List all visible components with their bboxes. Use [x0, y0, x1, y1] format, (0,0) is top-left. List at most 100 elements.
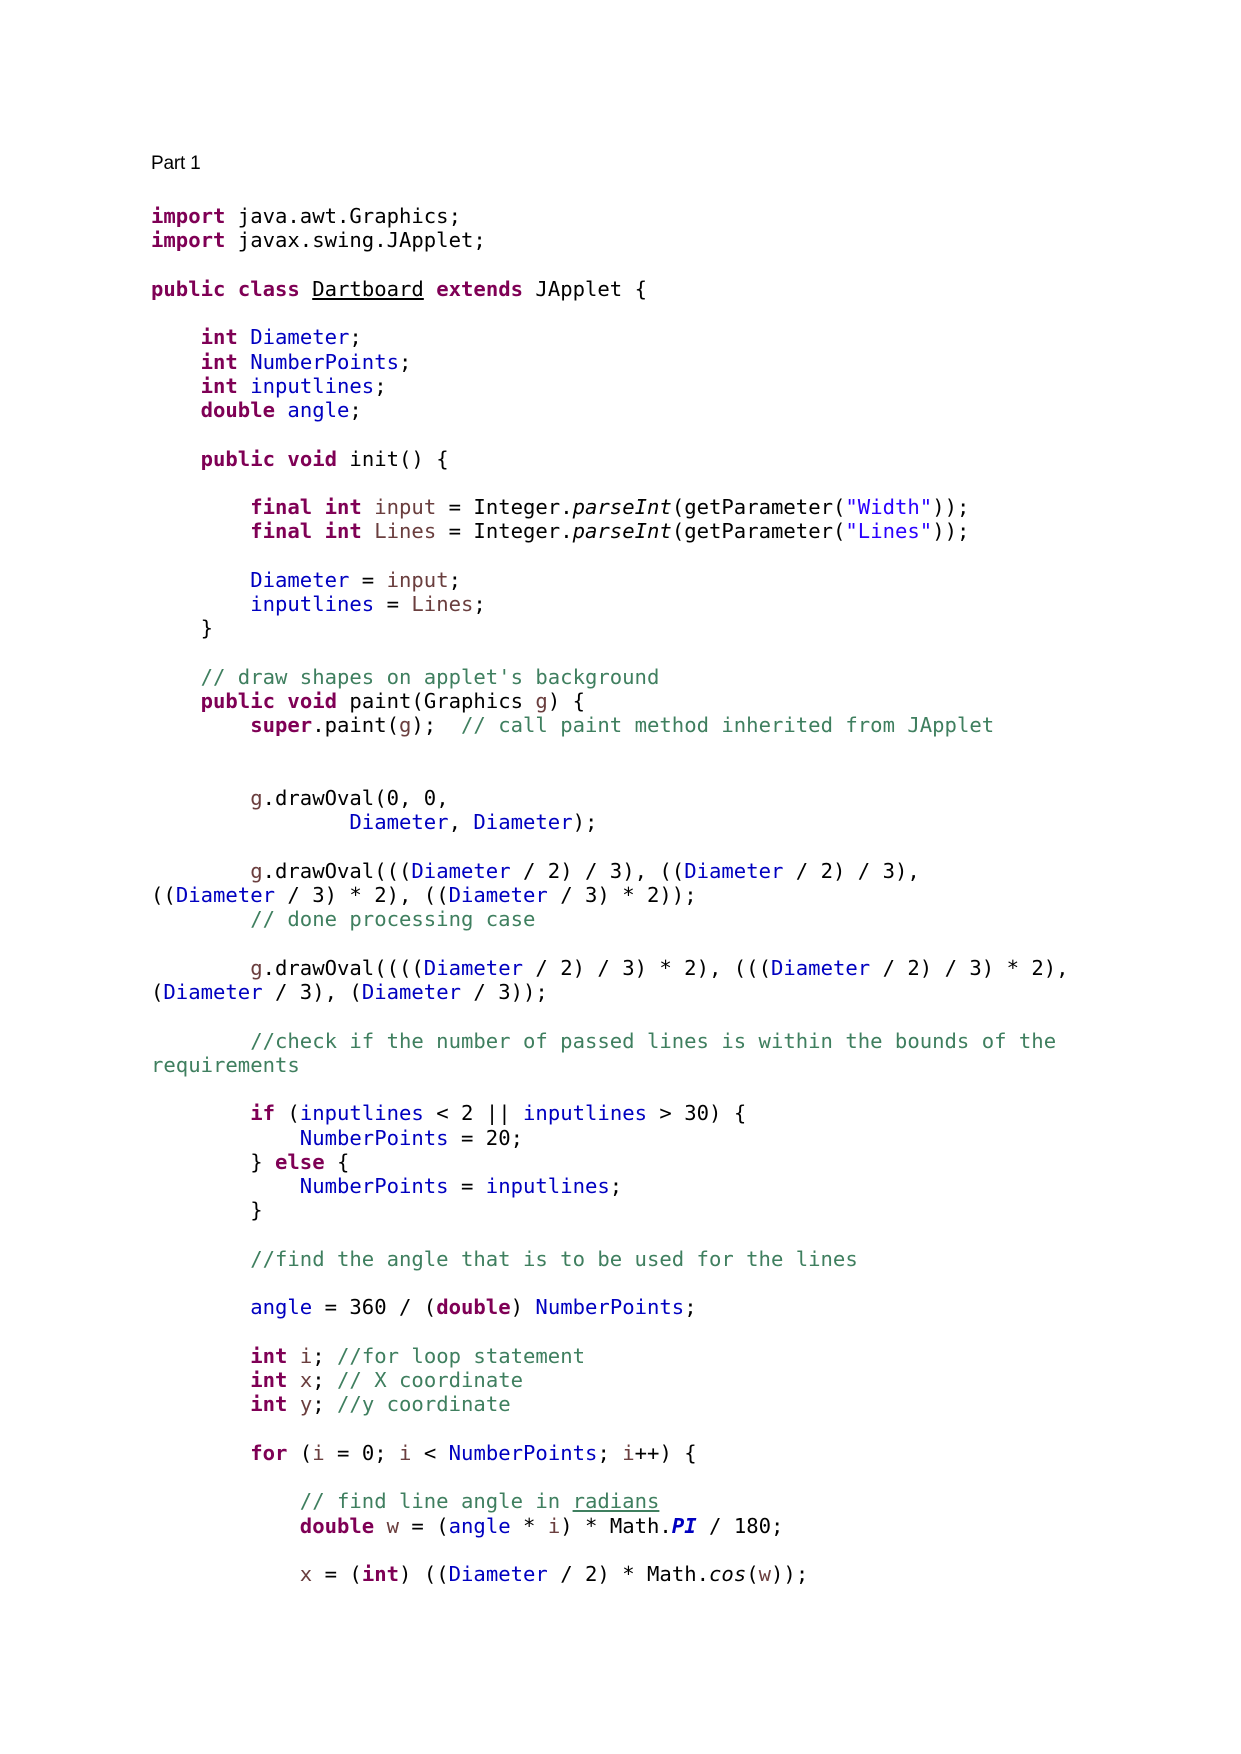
- code-text: (getParameter(: [671, 519, 846, 544]
- keyword-token: double: [200, 398, 276, 422]
- field-token: inputlines: [523, 1101, 648, 1126]
- code-text: ;: [473, 592, 486, 616]
- comment-token: // X coordinate: [337, 1368, 524, 1392]
- keyword-token: public: [151, 276, 226, 301]
- field-token: NumberPoints: [250, 349, 400, 374]
- code-text: ) * Math.: [560, 1513, 672, 1538]
- keyword-token: int: [250, 1392, 288, 1417]
- local-variable-token: g: [399, 713, 412, 738]
- field-token: inputlines: [299, 1101, 424, 1126]
- local-variable-token: Lines: [411, 592, 474, 616]
- code-line: public void init() {: [151, 447, 1069, 471]
- code-text: =: [374, 592, 412, 616]
- method-call-token: cos: [709, 1562, 747, 1586]
- code-text: ;: [597, 1440, 623, 1465]
- keyword-token: if: [250, 1101, 276, 1126]
- keyword-token: public: [200, 689, 276, 713]
- code-text: java.awt.Graphics;: [225, 204, 461, 228]
- code-text: ;: [312, 1392, 338, 1417]
- code-text: JApplet {: [523, 276, 648, 301]
- code-text: ) {: [547, 689, 586, 713]
- string-token: "Width": [845, 495, 933, 519]
- code-line: ((Diameter / 3) * 2), ((Diameter / 3) * …: [151, 883, 1069, 907]
- code-line: super.paint(g); // call paint method inh…: [151, 713, 1069, 737]
- local-variable-token: x: [299, 1368, 313, 1392]
- code-line: import java.awt.Graphics;: [151, 204, 1069, 228]
- field-token: Diameter: [770, 955, 871, 980]
- local-variable-token: w: [386, 1513, 400, 1538]
- code-text: = 20;: [448, 1125, 523, 1150]
- code-text: <: [411, 1440, 449, 1465]
- code-line: //find the angle that is to be used for …: [151, 1247, 1069, 1271]
- code-text: init() {: [337, 446, 449, 471]
- string-token: "Lines": [845, 519, 933, 544]
- code-text: ));: [771, 1562, 809, 1586]
- local-variable-token: i: [622, 1440, 635, 1465]
- code-line: Diameter = input;: [151, 568, 1069, 592]
- keyword-token: int: [200, 373, 238, 398]
- code-line: requirements: [151, 1053, 1069, 1077]
- keyword-token: super: [250, 713, 313, 738]
- local-variable-token: i: [547, 1513, 561, 1538]
- comment-token: // draw shapes on applet's background: [200, 664, 660, 689]
- method-call-token: parseInt: [572, 519, 672, 544]
- code-text: ((: [151, 883, 176, 907]
- keyword-token: else: [275, 1149, 325, 1174]
- code-text: ): [510, 1295, 536, 1320]
- field-token: NumberPoints: [299, 1174, 449, 1198]
- code-text: ;: [349, 325, 362, 350]
- comment-token: requirements: [151, 1052, 300, 1077]
- code-line: (Diameter / 3), (Diameter / 3));: [151, 980, 1069, 1004]
- code-line: inputlines = Lines;: [151, 592, 1069, 616]
- code-text: ;: [374, 373, 387, 398]
- field-token: NumberPoints: [535, 1295, 685, 1320]
- code-text: =: [349, 567, 387, 592]
- local-variable-token: g: [250, 858, 263, 883]
- field-token: inputlines: [250, 592, 375, 616]
- code-text: > 30) {: [647, 1101, 747, 1126]
- code-line: g.drawOval(0, 0,: [151, 786, 1069, 810]
- keyword-token: import: [151, 228, 226, 253]
- keyword-token: int: [361, 1562, 400, 1586]
- field-token: angle: [287, 398, 350, 422]
- comment-token: //find the angle that is to be used for …: [250, 1246, 858, 1271]
- code-line: g.drawOval(((Diameter / 2) / 3), ((Diame…: [151, 859, 1069, 883]
- code-line: // find line angle in radians: [151, 1489, 1069, 1513]
- keyword-token: final: [250, 495, 313, 519]
- code-line: double w = (angle * i) * Math.PI / 180;: [151, 1514, 1069, 1538]
- field-token: NumberPoints: [448, 1440, 598, 1465]
- keyword-token: import: [151, 204, 226, 228]
- code-text: =: [448, 1174, 486, 1198]
- field-token: Diameter: [349, 810, 449, 835]
- keyword-token: int: [324, 495, 362, 519]
- code-text: }: [151, 616, 213, 641]
- local-variable-token: i: [312, 1440, 325, 1465]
◆ ◆ ◆ ◆ ◆
Written request. How many lines of the records contain the string "Math"? Case counts. Reply with the number alone.

Full solution. 2